TASKS TO CARRY OUT:
1) Do these statements agree with the Dickinson passage below? (a) The concordance of her poems shows that Dickinson rarely used a same-word rhyme. (b) Dickinson rhymes the word death with itself. (c) In Dickinson's poems, me rhymes with itself in sixteen poems. Answer yes or no for each and quote the deciding words of the passage.
2) From the entries below, put the lines from the one containing "callout-box (295, 191, 313, 205)" up to and including the one containing "callout-10: 10 R (137, 385, 173, 401)" into a JSON list of strings, one string per line.

SOURCE DOCUMENT:
What a shock it was to first open the first edition of Poems by Emily Dickinson after having known the poem first in the version published in 1955. How could you? I heard myself think. When ever was Dickinson's emphasis on the peace that passeth all understanding? How could they not see that hers was no romantic sensibility but one capable of writing about death as it is? The carriage isn't a chariot, it's a hearse. How could they change the extraordinary rhyme? The ground/ground rhyme had always been a favorite of mine, unusual, I thought, in poetry, though not unheard of, and pretty unusual in Dickinson. The Concordance to the Poems of Emily Dickinson (S. P. Rosenbaum, Cornell University Press, 1964) shows how rarely she used a same-word rhyme. Though death is an important word and concept in Dickinson, the rhyme never appears. Out-of-stanza both die and dead are rhymed with each other once. Other such rhymes occur with the words passion, noon, dark, day, green, sky, night, rose, soul, grave, and god (once in-stanza and four times out-of-stanza). Excluding refrains, then, the in- and out-of-stanza same-word rhymes occur infrequently except for the words me, which rhymes with itself in fifty-three of her poems, and be, rhyming with itself sixteen times.

Having given up her identity as a conventional Christian, continuing to wonder about the nature of those things past ordinary understanding, trusting her eye and things face-to-face over the vision of the true believer, thinking death certain and God remote, by turns defiant, wry, perplexed, wouldn't she consider the question of how to "be" and doesn't she find its expression and emphasis in many of her poems? "Because I could not stop for Death" certainly addresses itself to the question of being by describing the state of being alive and dead at the same time. She doesn't explain how the dead live, except to give us glimpses of the perceptions the living have, ending with the partial, remembered age of the "Horses' Heads" facing eternity.

Data records:
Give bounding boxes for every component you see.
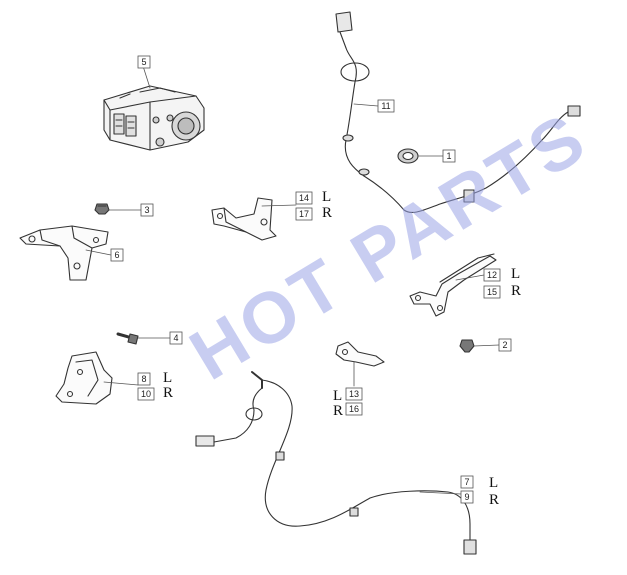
callout-box (295, 191, 313, 205)
callout-box (295, 207, 313, 221)
side-label: L (489, 475, 498, 491)
nut-2 (459, 339, 475, 353)
callout-number: 4 (173, 333, 178, 343)
callout-box (377, 99, 395, 113)
side-label: R (322, 205, 332, 221)
callout-box (140, 203, 154, 217)
callout-1: 1 (442, 149, 456, 163)
callout-number: 6 (114, 250, 119, 260)
callout-number: 17 (299, 209, 309, 219)
callout-number: 3 (144, 205, 149, 215)
front-sensor-harness-11 (335, 11, 581, 213)
callout-10: 10 R (137, 385, 173, 401)
callout-number: 11 (381, 101, 390, 111)
callout-number: 9 (464, 492, 469, 502)
callout-box (498, 338, 512, 352)
side-label: L (322, 189, 331, 205)
callout-15: 15 R (483, 283, 521, 299)
callout-4: 4 (169, 331, 183, 345)
callout-11: 11 (377, 99, 395, 113)
watermark: HOT PARTS (177, 97, 601, 396)
side-label: L (163, 370, 172, 386)
callout-number: 16 (349, 404, 359, 414)
harness-bracket-12-15 (409, 253, 497, 317)
callout-box (137, 387, 155, 401)
callout-number: 13 (349, 389, 359, 399)
leader-lines (85, 65, 500, 495)
callout-number: 12 (487, 270, 497, 280)
bolt-4 (116, 332, 139, 345)
callout-box (169, 331, 183, 345)
side-label: R (489, 492, 499, 508)
callout-12: 12 L (483, 266, 520, 282)
callout-box (345, 402, 363, 416)
callout-box (483, 268, 501, 282)
sensor-bracket-13-16 (335, 341, 385, 367)
side-label: R (333, 403, 343, 419)
callout-box (460, 490, 474, 504)
callout-number: 2 (502, 340, 507, 350)
callout-number: 7 (464, 477, 469, 487)
callout-number: 1 (446, 151, 451, 161)
side-label: L (333, 388, 342, 404)
callout-number: 5 (141, 57, 146, 67)
callout-17: 17 R (295, 205, 332, 221)
callout-box (137, 55, 151, 69)
bracket-14-17 (211, 197, 277, 241)
callout-box (460, 475, 474, 489)
grommet-1 (397, 148, 419, 164)
callout-box (137, 372, 151, 386)
callout-16: 16 R (333, 402, 363, 419)
callout-number: 14 (299, 193, 309, 203)
callout-box (442, 149, 456, 163)
side-label: R (511, 283, 521, 299)
callout-13: 13 L (333, 387, 363, 404)
callout-2: 2 (498, 338, 512, 352)
abs-modulator-unit (103, 85, 205, 151)
callout-box (345, 387, 363, 401)
callout-number: 10 (141, 389, 151, 399)
side-label: L (511, 266, 520, 282)
rear-sensor-harness-7-9 (195, 371, 477, 555)
callout-box (483, 285, 501, 299)
callout-5: 5 (137, 55, 151, 69)
side-label: R (163, 385, 173, 401)
bracket-8-10 (55, 351, 113, 405)
bracket-6 (19, 225, 109, 281)
bolt-3 (94, 203, 110, 215)
callout-14: 14 L (295, 189, 331, 205)
callout-6: 6 (110, 248, 124, 262)
callout-number: 8 (141, 374, 146, 384)
callout-number: 15 (487, 287, 497, 297)
callout-box (110, 248, 124, 262)
callout-3: 3 (140, 203, 154, 217)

RESULTS BY TASK:
1)
(a) Yes: "shows how rarely she used a same-word rhyme"
(b) No: "Though death is an important word and concept in Dickinson, the rhyme never appears."
(c) No: "me, which rhymes with itself in fifty-three of her poems"

2)
[
  "callout-box (295, 191, 313, 205)",
  "callout-box (295, 207, 313, 221)",
  "side-label: L (489, 475, 498, 491)",
  "nut-2 (459, 339, 475, 353)",
  "callout-number: 4 (173, 333, 178, 343)",
  "callout-box (377, 99, 395, 113)",
  "side-label: R (322, 205, 332, 221)",
  "callout-box (140, 203, 154, 217)",
  "callout-1: 1 (442, 149, 456, 163)",
  "callout-number: 6 (114, 250, 119, 260)",
  "callout-number: 17 (299, 209, 309, 219)",
  "callout-number: 3 (144, 205, 149, 215)",
  "front-sensor-harness-11 (335, 11, 581, 213)",
  "callout-10: 10 R (137, 385, 173, 401)"
]